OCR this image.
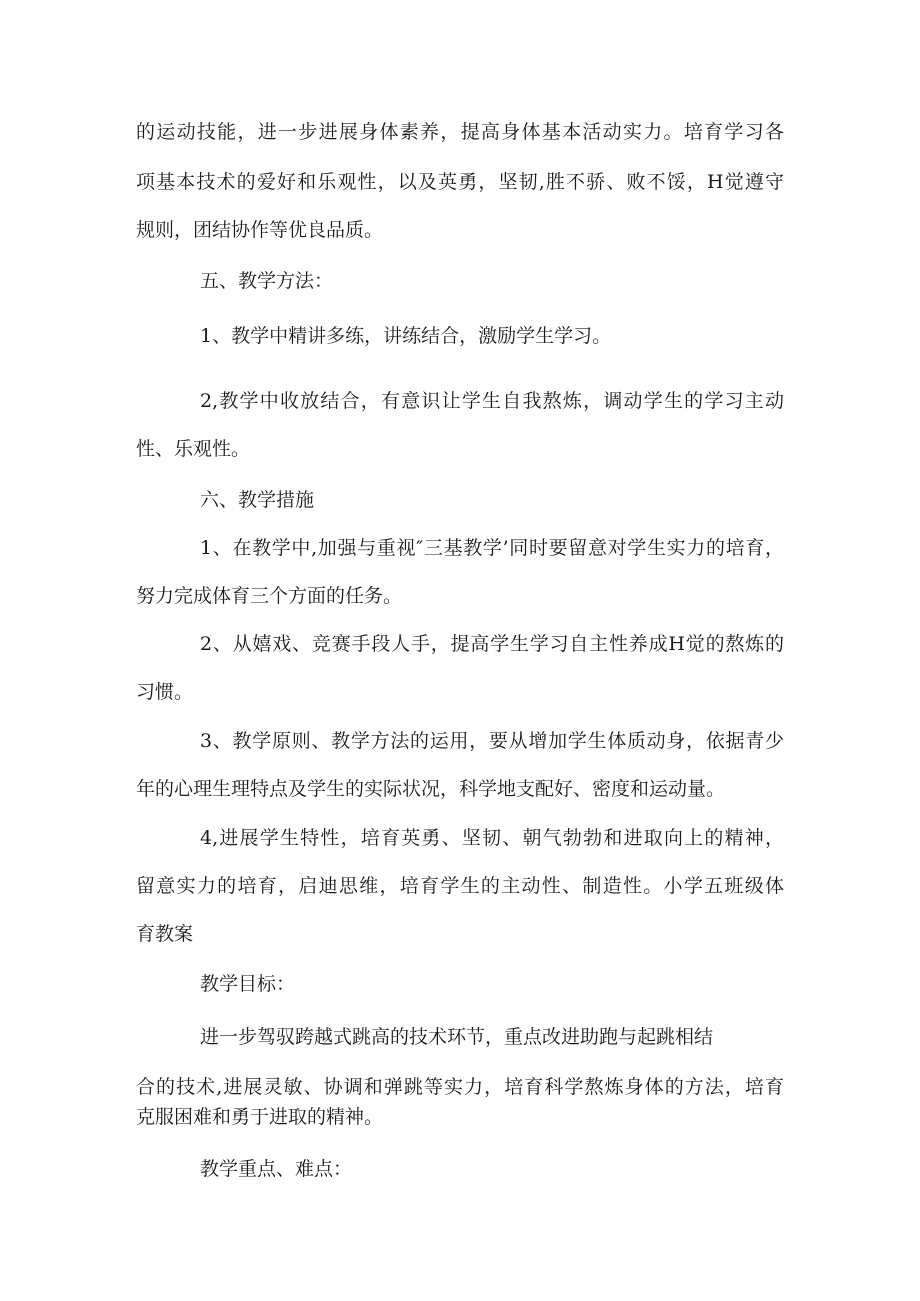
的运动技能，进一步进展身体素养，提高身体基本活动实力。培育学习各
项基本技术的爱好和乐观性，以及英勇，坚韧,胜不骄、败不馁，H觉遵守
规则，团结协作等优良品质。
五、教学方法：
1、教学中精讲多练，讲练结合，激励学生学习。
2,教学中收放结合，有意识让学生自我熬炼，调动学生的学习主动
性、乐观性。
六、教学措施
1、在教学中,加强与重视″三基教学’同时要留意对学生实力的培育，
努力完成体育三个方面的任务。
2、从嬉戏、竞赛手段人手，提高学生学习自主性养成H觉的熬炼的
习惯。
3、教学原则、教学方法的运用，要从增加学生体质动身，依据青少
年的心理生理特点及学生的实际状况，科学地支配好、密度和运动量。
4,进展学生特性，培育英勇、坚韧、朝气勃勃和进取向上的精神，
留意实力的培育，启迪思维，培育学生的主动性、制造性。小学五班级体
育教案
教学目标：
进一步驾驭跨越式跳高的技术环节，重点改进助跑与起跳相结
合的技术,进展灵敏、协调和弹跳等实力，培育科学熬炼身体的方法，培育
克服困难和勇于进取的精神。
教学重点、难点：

» Challenge
Exclude the images and reproduce the remaining data exactly.

» Exercise output
OCR this image.
的运动技能，进一步进展身体素养，提高身体基本活动实力。培育学习各
项基本技术的爱好和乐观性，以及英勇，坚韧,胜不骄、败不馁，H觉遵守
规则，团结协作等优良品质。
五、教学方法：
1、教学中精讲多练，讲练结合，激励学生学习。
2,教学中收放结合，有意识让学生自我熬炼，调动学生的学习主动
性、乐观性。
六、教学措施
1、在教学中,加强与重视″三基教学’同时要留意对学生实力的培育，
努力完成体育三个方面的任务。
2、从嬉戏、竞赛手段人手，提高学生学习自主性养成H觉的熬炼的
习惯。
3、教学原则、教学方法的运用，要从增加学生体质动身，依据青少
年的心理生理特点及学生的实际状况，科学地支配好、密度和运动量。
4,进展学生特性，培育英勇、坚韧、朝气勃勃和进取向上的精神，
留意实力的培育，启迪思维，培育学生的主动性、制造性。小学五班级体
育教案
教学目标：
进一步驾驭跨越式跳高的技术环节，重点改进助跑与起跳相结
合的技术,进展灵敏、协调和弹跳等实力，培育科学熬炼身体的方法，培育
克服困难和勇于进取的精神。
教学重点、难点：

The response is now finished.